* Directive *
Copy the data precisely, character for character, and leave out every picture.

— Begin —

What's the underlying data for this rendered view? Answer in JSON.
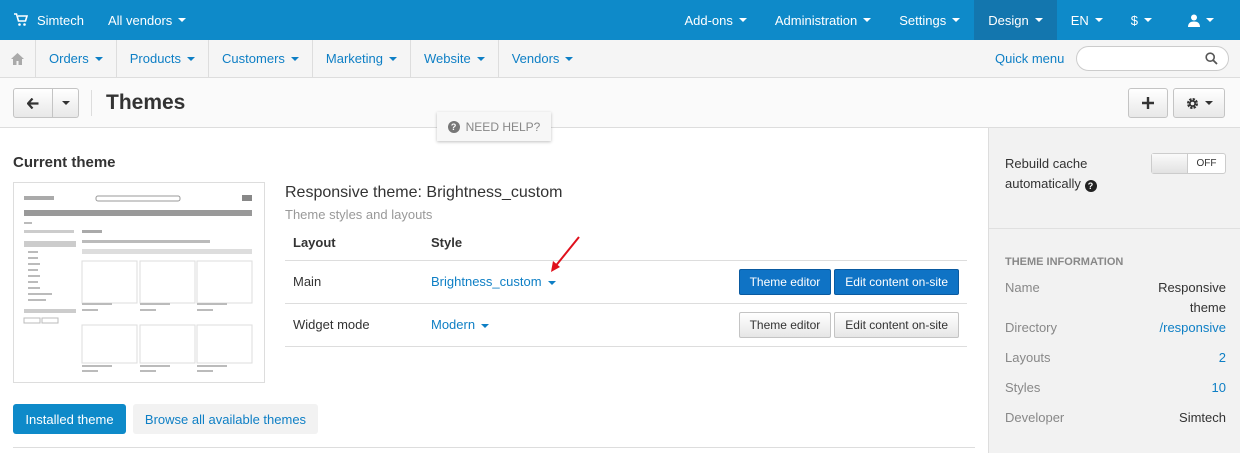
{
  "topbar": {
    "brand": "Simtech",
    "vendors": "All vendors",
    "nav": [
      "Add-ons",
      "Administration",
      "Settings",
      "Design",
      "EN",
      "$"
    ],
    "active": "Design"
  },
  "subnav": {
    "items": [
      "Orders",
      "Products",
      "Customers",
      "Marketing",
      "Website",
      "Vendors"
    ],
    "quick_menu": "Quick menu",
    "search_placeholder": ""
  },
  "page": {
    "title": "Themes",
    "need_help": "NEED HELP?"
  },
  "current_theme": {
    "section_title": "Current theme",
    "theme_name": "Responsive theme: Brightness_custom",
    "subtitle": "Theme styles and layouts",
    "table": {
      "headers": [
        "Layout",
        "Style"
      ],
      "rows": [
        {
          "layout": "Main",
          "style": "Brightness_custom",
          "theme_editor": "Theme editor",
          "edit_content": "Edit content on-site",
          "primary": true
        },
        {
          "layout": "Widget mode",
          "style": "Modern",
          "theme_editor": "Theme editor",
          "edit_content": "Edit content on-site",
          "primary": false
        }
      ]
    },
    "installed_btn": "Installed theme",
    "browse_btn": "Browse all available themes"
  },
  "sidebar": {
    "rebuild_label": "Rebuild cache automatically",
    "toggle": "OFF",
    "info_heading": "THEME INFORMATION",
    "info": [
      {
        "k": "Name",
        "v": "Responsive theme",
        "link": false
      },
      {
        "k": "Directory",
        "v": "/responsive",
        "link": true
      },
      {
        "k": "Layouts",
        "v": "2",
        "link": true
      },
      {
        "k": "Styles",
        "v": "10",
        "link": true
      },
      {
        "k": "Developer",
        "v": "Simtech",
        "link": false
      }
    ]
  },
  "colors": {
    "primary": "#0e8ac9",
    "link": "#0e7fc5",
    "annotation_arrow": "#e0101c"
  }
}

— End —

* Solution *
What's the underlying data for this rendered view? Answer in JSON.
{
  "topbar": {
    "brand": "Simtech",
    "vendors": "All vendors",
    "nav": [
      "Add-ons",
      "Administration",
      "Settings",
      "Design",
      "EN",
      "$"
    ],
    "active": "Design"
  },
  "subnav": {
    "items": [
      "Orders",
      "Products",
      "Customers",
      "Marketing",
      "Website",
      "Vendors"
    ],
    "quick_menu": "Quick menu",
    "search_placeholder": ""
  },
  "page": {
    "title": "Themes",
    "need_help": "NEED HELP?"
  },
  "current_theme": {
    "section_title": "Current theme",
    "theme_name": "Responsive theme: Brightness_custom",
    "subtitle": "Theme styles and layouts",
    "table": {
      "headers": [
        "Layout",
        "Style"
      ],
      "rows": [
        {
          "layout": "Main",
          "style": "Brightness_custom",
          "theme_editor": "Theme editor",
          "edit_content": "Edit content on-site",
          "primary": true
        },
        {
          "layout": "Widget mode",
          "style": "Modern",
          "theme_editor": "Theme editor",
          "edit_content": "Edit content on-site",
          "primary": false
        }
      ]
    },
    "installed_btn": "Installed theme",
    "browse_btn": "Browse all available themes"
  },
  "sidebar": {
    "rebuild_label": "Rebuild cache automatically",
    "toggle": "OFF",
    "info_heading": "THEME INFORMATION",
    "info": [
      {
        "k": "Name",
        "v": "Responsive theme",
        "link": false
      },
      {
        "k": "Directory",
        "v": "/responsive",
        "link": true
      },
      {
        "k": "Layouts",
        "v": "2",
        "link": true
      },
      {
        "k": "Styles",
        "v": "10",
        "link": true
      },
      {
        "k": "Developer",
        "v": "Simtech",
        "link": false
      }
    ]
  },
  "colors": {
    "primary": "#0e8ac9",
    "link": "#0e7fc5",
    "annotation_arrow": "#e0101c"
  }
}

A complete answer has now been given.